Saved entries
- - - - - - -
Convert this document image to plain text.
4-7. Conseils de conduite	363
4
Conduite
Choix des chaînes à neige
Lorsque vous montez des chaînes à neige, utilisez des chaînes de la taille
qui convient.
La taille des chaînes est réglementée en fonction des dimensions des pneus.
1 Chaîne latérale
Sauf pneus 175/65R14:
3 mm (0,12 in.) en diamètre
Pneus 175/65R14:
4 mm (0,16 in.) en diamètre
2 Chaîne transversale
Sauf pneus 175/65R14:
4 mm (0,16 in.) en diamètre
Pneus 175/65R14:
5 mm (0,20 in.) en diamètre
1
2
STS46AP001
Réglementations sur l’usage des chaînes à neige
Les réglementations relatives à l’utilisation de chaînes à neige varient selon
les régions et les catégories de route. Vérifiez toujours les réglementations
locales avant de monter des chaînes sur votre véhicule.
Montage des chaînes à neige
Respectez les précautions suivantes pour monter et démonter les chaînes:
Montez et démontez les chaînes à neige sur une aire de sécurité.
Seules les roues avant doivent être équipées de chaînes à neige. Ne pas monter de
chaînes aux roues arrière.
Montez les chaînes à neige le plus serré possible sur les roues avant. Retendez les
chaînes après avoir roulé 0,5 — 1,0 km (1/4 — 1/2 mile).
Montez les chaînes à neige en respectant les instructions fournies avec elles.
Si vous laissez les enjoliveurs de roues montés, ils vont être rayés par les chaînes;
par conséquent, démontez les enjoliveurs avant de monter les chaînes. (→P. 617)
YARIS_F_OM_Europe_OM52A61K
- - - - - - -
### EXERCISE TASK:
Give all of the entries again, word for word.

### SOLUTION TO THE PROBLEM:
Convert this document image to plain text.
4-7. Conseils de conduite	363
4
Conduite
Choix des chaînes à neige
Lorsque vous montez des chaînes à neige, utilisez des chaînes de la taille
qui convient.
La taille des chaînes est réglementée en fonction des dimensions des pneus.
1 Chaîne latérale
Sauf pneus 175/65R14:
3 mm (0,12 in.) en diamètre
Pneus 175/65R14:
4 mm (0,16 in.) en diamètre
2 Chaîne transversale
Sauf pneus 175/65R14:
4 mm (0,16 in.) en diamètre
Pneus 175/65R14:
5 mm (0,20 in.) en diamètre
1
2
STS46AP001
Réglementations sur l’usage des chaînes à neige
Les réglementations relatives à l’utilisation de chaînes à neige varient selon
les régions et les catégories de route. Vérifiez toujours les réglementations
locales avant de monter des chaînes sur votre véhicule.
Montage des chaînes à neige
Respectez les précautions suivantes pour monter et démonter les chaînes:
Montez et démontez les chaînes à neige sur une aire de sécurité.
Seules les roues avant doivent être équipées de chaînes à neige. Ne pas monter de
chaînes aux roues arrière.
Montez les chaînes à neige le plus serré possible sur les roues avant. Retendez les
chaînes après avoir roulé 0,5 — 1,0 km (1/4 — 1/2 mile).
Montez les chaînes à neige en respectant les instructions fournies avec elles.
Si vous laissez les enjoliveurs de roues montés, ils vont être rayés par les chaînes;
par conséquent, démontez les enjoliveurs avant de monter les chaînes. (→P. 617)
YARIS_F_OM_Europe_OM52A61K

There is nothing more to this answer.